### TASK GOAL:
Leaving out all pictures, transcribe exactly the lines between the line with "Parse this screenshot: output" and the last line of the records below, both included.
━━━━━ MATERIAL SUPPLIED
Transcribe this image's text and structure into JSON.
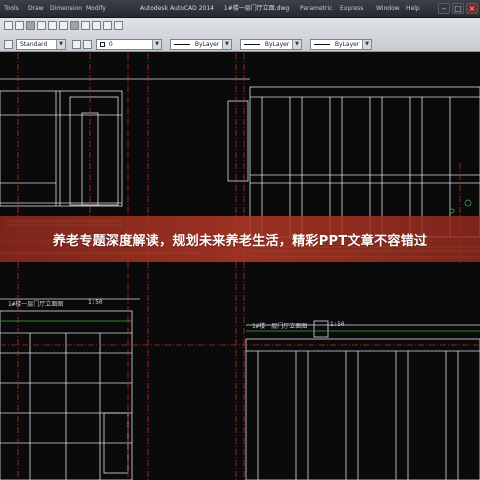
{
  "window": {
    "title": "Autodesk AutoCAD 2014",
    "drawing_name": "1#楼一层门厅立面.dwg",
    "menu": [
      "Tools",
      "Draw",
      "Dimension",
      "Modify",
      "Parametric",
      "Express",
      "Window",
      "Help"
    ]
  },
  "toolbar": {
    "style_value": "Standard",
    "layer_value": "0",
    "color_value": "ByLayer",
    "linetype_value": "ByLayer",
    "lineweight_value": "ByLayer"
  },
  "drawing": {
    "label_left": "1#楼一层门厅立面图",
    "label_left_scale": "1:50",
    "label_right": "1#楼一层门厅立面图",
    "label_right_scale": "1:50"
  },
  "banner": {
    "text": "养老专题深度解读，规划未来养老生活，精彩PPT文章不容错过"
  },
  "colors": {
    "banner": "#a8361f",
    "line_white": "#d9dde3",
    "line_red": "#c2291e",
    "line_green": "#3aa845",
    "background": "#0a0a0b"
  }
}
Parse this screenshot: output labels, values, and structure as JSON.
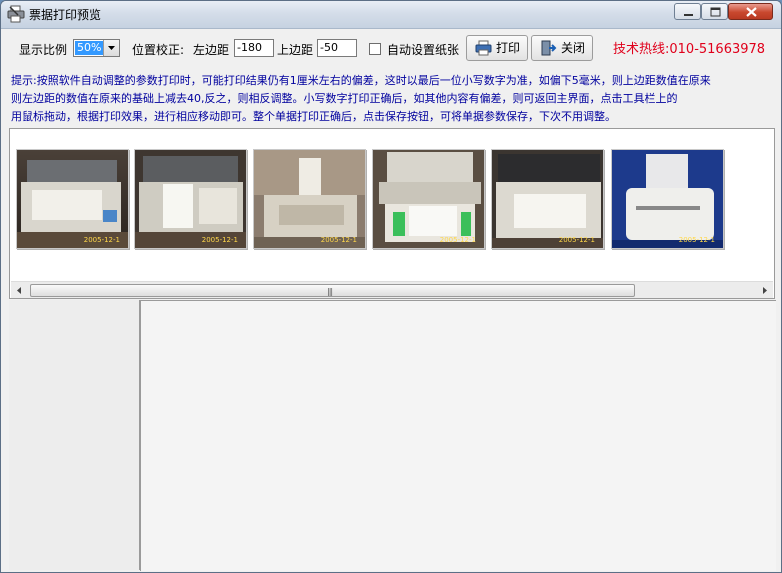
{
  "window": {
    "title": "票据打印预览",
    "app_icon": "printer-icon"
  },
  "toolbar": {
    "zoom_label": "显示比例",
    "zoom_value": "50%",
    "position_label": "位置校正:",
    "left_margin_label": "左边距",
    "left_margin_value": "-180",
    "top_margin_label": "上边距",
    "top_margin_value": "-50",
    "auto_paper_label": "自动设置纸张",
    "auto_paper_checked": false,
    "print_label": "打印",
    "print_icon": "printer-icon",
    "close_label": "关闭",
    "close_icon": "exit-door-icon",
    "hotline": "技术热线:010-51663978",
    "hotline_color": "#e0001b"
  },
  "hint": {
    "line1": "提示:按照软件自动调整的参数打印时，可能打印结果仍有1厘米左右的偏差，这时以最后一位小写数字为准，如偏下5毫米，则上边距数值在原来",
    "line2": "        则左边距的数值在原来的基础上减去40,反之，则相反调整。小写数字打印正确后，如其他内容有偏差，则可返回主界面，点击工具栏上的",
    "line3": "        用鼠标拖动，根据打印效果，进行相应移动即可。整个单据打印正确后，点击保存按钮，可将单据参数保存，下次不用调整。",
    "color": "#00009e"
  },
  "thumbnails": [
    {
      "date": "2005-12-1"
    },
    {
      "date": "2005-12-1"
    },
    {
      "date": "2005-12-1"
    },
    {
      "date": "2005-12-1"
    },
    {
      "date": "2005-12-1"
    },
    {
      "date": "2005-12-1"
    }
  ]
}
━━━━━━━━━━
### TASK OUTPUT:
Parse this screenshot: output labels, values, and structure as JSON.
{
  "window": {
    "title": "票据打印预览",
    "app_icon": "printer-icon"
  },
  "toolbar": {
    "zoom_label": "显示比例",
    "zoom_value": "50%",
    "position_label": "位置校正:",
    "left_margin_label": "左边距",
    "left_margin_value": "-180",
    "top_margin_label": "上边距",
    "top_margin_value": "-50",
    "auto_paper_label": "自动设置纸张",
    "auto_paper_checked": false,
    "print_label": "打印",
    "print_icon": "printer-icon",
    "close_label": "关闭",
    "close_icon": "exit-door-icon",
    "hotline": "技术热线:010-51663978",
    "hotline_color": "#e0001b"
  },
  "hint": {
    "line1": "提示:按照软件自动调整的参数打印时，可能打印结果仍有1厘米左右的偏差，这时以最后一位小写数字为准，如偏下5毫米，则上边距数值在原来",
    "line2": "        则左边距的数值在原来的基础上减去40,反之，则相反调整。小写数字打印正确后，如其他内容有偏差，则可返回主界面，点击工具栏上的",
    "line3": "        用鼠标拖动，根据打印效果，进行相应移动即可。整个单据打印正确后，点击保存按钮，可将单据参数保存，下次不用调整。",
    "color": "#00009e"
  },
  "thumbnails": [
    {
      "date": "2005-12-1"
    },
    {
      "date": "2005-12-1"
    },
    {
      "date": "2005-12-1"
    },
    {
      "date": "2005-12-1"
    },
    {
      "date": "2005-12-1"
    },
    {
      "date": "2005-12-1"
    }
  ]
}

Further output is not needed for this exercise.